Stored data
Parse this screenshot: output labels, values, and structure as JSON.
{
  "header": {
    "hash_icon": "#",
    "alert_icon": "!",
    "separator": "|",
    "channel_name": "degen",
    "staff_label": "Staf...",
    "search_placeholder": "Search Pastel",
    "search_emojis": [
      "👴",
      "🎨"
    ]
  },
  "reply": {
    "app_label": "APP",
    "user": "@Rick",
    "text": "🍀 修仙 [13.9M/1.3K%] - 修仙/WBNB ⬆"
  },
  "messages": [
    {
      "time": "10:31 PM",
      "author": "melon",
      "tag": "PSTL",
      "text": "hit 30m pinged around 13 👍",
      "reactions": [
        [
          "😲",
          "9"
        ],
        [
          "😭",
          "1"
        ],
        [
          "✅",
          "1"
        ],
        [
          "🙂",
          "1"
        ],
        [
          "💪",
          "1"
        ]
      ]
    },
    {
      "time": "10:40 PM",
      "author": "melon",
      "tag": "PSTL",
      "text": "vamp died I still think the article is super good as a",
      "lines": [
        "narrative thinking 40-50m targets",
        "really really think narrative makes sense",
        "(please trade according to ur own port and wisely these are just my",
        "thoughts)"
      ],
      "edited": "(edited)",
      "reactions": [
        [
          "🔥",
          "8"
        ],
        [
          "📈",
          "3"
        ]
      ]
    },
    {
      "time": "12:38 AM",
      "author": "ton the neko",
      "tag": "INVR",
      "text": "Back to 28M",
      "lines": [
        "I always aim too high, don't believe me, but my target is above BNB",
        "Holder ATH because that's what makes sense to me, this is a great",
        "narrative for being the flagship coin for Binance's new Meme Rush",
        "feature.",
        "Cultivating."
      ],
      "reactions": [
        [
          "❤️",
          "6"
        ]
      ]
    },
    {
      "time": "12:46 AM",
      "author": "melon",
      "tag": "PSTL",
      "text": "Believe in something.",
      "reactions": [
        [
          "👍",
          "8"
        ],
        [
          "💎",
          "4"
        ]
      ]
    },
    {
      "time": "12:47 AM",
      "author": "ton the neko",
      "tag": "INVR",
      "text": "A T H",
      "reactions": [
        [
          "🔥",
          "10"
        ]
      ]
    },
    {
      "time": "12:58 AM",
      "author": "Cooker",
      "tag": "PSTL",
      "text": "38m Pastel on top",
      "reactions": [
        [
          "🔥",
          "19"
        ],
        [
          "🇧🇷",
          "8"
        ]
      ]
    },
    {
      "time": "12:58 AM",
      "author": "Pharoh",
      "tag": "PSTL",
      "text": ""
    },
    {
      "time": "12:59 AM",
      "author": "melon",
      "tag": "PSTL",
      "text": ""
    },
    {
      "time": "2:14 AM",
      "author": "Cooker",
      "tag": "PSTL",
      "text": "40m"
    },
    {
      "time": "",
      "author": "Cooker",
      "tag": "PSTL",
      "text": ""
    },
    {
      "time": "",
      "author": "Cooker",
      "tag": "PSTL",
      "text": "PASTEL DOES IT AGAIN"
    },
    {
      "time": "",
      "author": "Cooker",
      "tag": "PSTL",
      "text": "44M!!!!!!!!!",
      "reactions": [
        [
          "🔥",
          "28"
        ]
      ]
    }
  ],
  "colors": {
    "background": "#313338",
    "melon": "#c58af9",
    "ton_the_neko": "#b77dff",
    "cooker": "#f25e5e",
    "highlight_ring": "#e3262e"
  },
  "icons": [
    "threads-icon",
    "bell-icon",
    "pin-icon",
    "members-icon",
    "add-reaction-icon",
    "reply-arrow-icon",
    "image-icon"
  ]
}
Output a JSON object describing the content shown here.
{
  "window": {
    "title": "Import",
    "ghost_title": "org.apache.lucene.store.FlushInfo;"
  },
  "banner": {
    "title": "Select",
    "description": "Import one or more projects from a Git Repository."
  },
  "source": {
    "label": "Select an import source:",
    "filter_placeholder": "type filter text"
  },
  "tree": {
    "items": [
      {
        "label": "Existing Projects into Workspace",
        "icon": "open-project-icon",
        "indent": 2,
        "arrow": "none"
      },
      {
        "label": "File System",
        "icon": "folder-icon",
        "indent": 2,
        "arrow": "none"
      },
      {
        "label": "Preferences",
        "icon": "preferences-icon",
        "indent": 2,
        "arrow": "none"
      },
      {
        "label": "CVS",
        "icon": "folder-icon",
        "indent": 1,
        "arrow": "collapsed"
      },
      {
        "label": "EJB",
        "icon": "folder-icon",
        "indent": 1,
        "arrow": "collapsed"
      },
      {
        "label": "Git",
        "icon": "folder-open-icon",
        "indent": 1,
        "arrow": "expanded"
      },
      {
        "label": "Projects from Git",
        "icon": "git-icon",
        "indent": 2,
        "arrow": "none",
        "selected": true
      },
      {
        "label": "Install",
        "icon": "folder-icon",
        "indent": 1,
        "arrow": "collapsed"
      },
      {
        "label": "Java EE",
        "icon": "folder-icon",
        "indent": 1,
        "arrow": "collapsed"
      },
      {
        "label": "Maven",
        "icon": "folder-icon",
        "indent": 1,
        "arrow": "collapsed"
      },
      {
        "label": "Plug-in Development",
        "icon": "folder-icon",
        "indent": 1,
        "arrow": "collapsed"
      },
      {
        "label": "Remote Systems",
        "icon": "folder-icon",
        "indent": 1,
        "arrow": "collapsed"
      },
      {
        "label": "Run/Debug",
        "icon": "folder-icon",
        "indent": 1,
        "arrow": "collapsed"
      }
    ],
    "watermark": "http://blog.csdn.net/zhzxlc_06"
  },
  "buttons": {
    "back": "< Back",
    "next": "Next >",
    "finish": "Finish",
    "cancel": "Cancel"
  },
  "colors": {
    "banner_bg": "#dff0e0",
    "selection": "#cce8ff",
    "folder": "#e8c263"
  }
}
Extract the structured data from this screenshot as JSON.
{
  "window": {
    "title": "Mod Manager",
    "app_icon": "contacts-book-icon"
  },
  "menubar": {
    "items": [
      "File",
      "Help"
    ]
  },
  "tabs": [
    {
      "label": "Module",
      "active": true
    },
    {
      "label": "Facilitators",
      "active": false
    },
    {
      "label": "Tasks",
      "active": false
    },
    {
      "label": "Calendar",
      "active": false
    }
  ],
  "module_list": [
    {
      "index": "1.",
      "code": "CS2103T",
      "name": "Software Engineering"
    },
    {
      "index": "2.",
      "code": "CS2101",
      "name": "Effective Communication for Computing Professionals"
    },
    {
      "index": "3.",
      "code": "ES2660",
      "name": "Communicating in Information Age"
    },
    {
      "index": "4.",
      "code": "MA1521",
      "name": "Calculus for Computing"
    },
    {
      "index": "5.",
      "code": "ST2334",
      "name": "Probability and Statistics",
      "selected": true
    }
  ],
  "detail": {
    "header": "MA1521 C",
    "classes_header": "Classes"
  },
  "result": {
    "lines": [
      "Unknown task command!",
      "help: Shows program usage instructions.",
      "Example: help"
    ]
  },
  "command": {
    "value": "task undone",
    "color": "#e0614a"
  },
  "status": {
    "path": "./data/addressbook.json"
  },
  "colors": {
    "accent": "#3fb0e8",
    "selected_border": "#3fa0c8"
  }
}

• **The request**:
Where a line above includes "true", copy that line.

• **Right answer**:
        "selected": true
      "active": true
      "selected": true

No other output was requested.